Could you repeat the records below exactly, leaving out any pictures?

[Extracted data entries]
****************************************
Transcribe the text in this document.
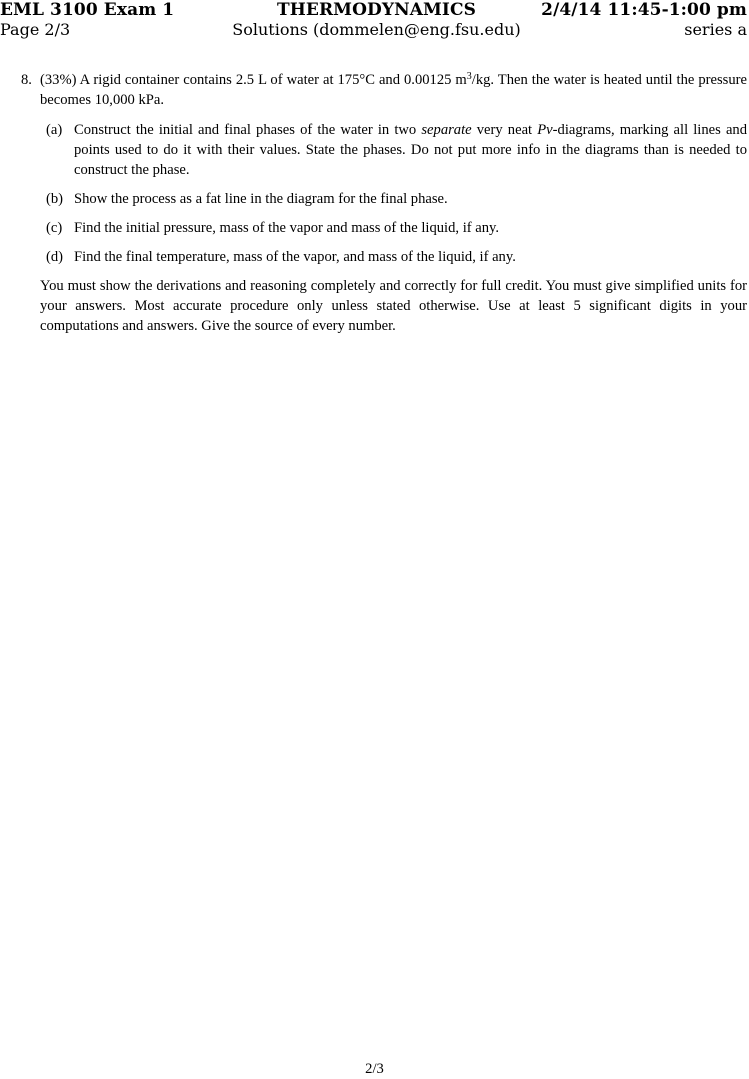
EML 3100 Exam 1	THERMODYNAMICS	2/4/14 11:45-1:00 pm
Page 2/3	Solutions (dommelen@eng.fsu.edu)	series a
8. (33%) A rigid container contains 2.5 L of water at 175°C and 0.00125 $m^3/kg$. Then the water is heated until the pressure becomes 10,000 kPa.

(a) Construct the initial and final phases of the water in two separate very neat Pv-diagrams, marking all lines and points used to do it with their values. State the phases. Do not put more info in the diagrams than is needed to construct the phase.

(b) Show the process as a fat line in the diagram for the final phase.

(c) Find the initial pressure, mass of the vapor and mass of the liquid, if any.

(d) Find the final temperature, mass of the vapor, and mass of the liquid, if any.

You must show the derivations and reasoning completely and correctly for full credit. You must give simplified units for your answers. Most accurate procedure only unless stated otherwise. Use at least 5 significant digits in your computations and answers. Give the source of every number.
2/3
****************************************
Solution to this exercise:
Transcribe the text in this document.
EML 3100 Exam 1	THERMODYNAMICS	2/4/14 11:45-1:00 pm
Page 2/3	Solutions (dommelen@eng.fsu.edu)	series a
8. (33%) A rigid container contains 2.5 L of water at 175°C and 0.00125 $m^3/kg$. Then the water is heated until the pressure becomes 10,000 kPa.

(a) Construct the initial and final phases of the water in two separate very neat Pv-diagrams, marking all lines and points used to do it with their values. State the phases. Do not put more info in the diagrams than is needed to construct the phase.

(b) Show the process as a fat line in the diagram for the final phase.

(c) Find the initial pressure, mass of the vapor and mass of the liquid, if any.

(d) Find the final temperature, mass of the vapor, and mass of the liquid, if any.

You must show the derivations and reasoning completely and correctly for full credit. You must give simplified units for your answers. Most accurate procedure only unless stated otherwise. Use at least 5 significant digits in your computations and answers. Give the source of every number.
2/3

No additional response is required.